== Information given ==

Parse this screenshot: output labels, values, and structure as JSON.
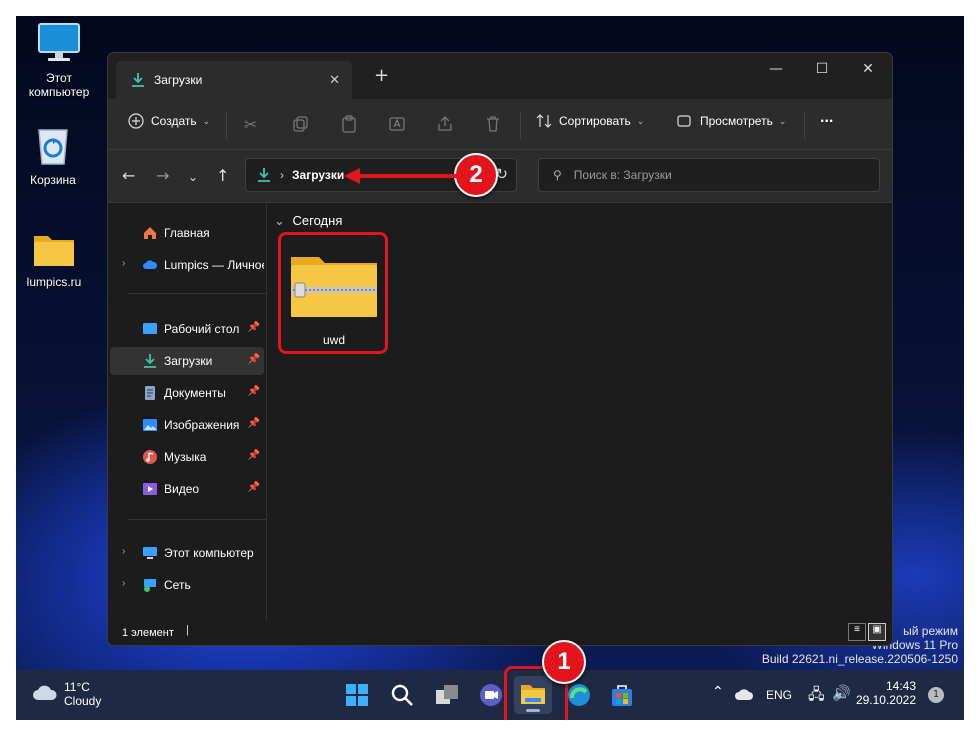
{
  "desktop": {
    "icons": [
      {
        "label_line1": "Этот",
        "label_line2": "компьютер",
        "icon": "monitor-icon"
      },
      {
        "label_line1": "Корзина",
        "icon": "recycle-bin-icon"
      },
      {
        "label_line1": "lumpics.ru",
        "icon": "folder-icon"
      }
    ]
  },
  "window": {
    "tab_title": "Загрузки",
    "tab_icon": "download-icon",
    "toolbar": {
      "create_label": "Создать",
      "sort_label": "Сортировать",
      "view_label": "Просмотреть",
      "more_label": "..."
    },
    "address": {
      "separator": "›",
      "current_folder": "Загрузки"
    },
    "search": {
      "placeholder": "Поиск в: Загрузки"
    },
    "sidebar": {
      "home": "Главная",
      "cloud": "Lumpics — Личное",
      "quick": [
        {
          "label": "Рабочий стол",
          "icon": "desktop-icon",
          "color": "#3aa0ff"
        },
        {
          "label": "Загрузки",
          "icon": "download-icon",
          "color": "#3ec5a8"
        },
        {
          "label": "Документы",
          "icon": "document-icon",
          "color": "#8aa4c8"
        },
        {
          "label": "Изображения",
          "icon": "image-icon",
          "color": "#2f8cff"
        },
        {
          "label": "Музыка",
          "icon": "music-icon",
          "color": "#e0584c"
        },
        {
          "label": "Видео",
          "icon": "video-icon",
          "color": "#8a5ce0"
        }
      ],
      "this_pc": "Этот компьютер",
      "network": "Сеть"
    },
    "content": {
      "group_label": "Сегодня",
      "files": [
        {
          "name": "uwd",
          "type": "zip-folder"
        }
      ]
    },
    "status": {
      "count_text": "1 элемент"
    }
  },
  "watermark": {
    "line1": "ый режим",
    "line2": "Windows 11 Pro",
    "line3": "Build 22621.ni_release.220506-1250"
  },
  "taskbar": {
    "weather_temp": "11°C",
    "weather_desc": "Cloudy",
    "lang": "ENG",
    "time": "14:43",
    "date": "29.10.2022",
    "notification_count": "1"
  },
  "annotations": {
    "step1": "1",
    "step2": "2"
  },
  "colors": {
    "accent": "#3ec5a8",
    "highlight": "#e3141b",
    "folder": "#f6c744"
  }
}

== Description of the task ==
Transcribe all the lines above exactly, apart from the pictures.

== Answer to this problem ==
Parse this screenshot: output labels, values, and structure as JSON.
{
  "desktop": {
    "icons": [
      {
        "label_line1": "Этот",
        "label_line2": "компьютер",
        "icon": "monitor-icon"
      },
      {
        "label_line1": "Корзина",
        "icon": "recycle-bin-icon"
      },
      {
        "label_line1": "lumpics.ru",
        "icon": "folder-icon"
      }
    ]
  },
  "window": {
    "tab_title": "Загрузки",
    "tab_icon": "download-icon",
    "toolbar": {
      "create_label": "Создать",
      "sort_label": "Сортировать",
      "view_label": "Просмотреть",
      "more_label": "..."
    },
    "address": {
      "separator": "›",
      "current_folder": "Загрузки"
    },
    "search": {
      "placeholder": "Поиск в: Загрузки"
    },
    "sidebar": {
      "home": "Главная",
      "cloud": "Lumpics — Личное",
      "quick": [
        {
          "label": "Рабочий стол",
          "icon": "desktop-icon",
          "color": "#3aa0ff"
        },
        {
          "label": "Загрузки",
          "icon": "download-icon",
          "color": "#3ec5a8"
        },
        {
          "label": "Документы",
          "icon": "document-icon",
          "color": "#8aa4c8"
        },
        {
          "label": "Изображения",
          "icon": "image-icon",
          "color": "#2f8cff"
        },
        {
          "label": "Музыка",
          "icon": "music-icon",
          "color": "#e0584c"
        },
        {
          "label": "Видео",
          "icon": "video-icon",
          "color": "#8a5ce0"
        }
      ],
      "this_pc": "Этот компьютер",
      "network": "Сеть"
    },
    "content": {
      "group_label": "Сегодня",
      "files": [
        {
          "name": "uwd",
          "type": "zip-folder"
        }
      ]
    },
    "status": {
      "count_text": "1 элемент"
    }
  },
  "watermark": {
    "line1": "ый режим",
    "line2": "Windows 11 Pro",
    "line3": "Build 22621.ni_release.220506-1250"
  },
  "taskbar": {
    "weather_temp": "11°C",
    "weather_desc": "Cloudy",
    "lang": "ENG",
    "time": "14:43",
    "date": "29.10.2022",
    "notification_count": "1"
  },
  "annotations": {
    "step1": "1",
    "step2": "2"
  },
  "colors": {
    "accent": "#3ec5a8",
    "highlight": "#e3141b",
    "folder": "#f6c744"
  }
}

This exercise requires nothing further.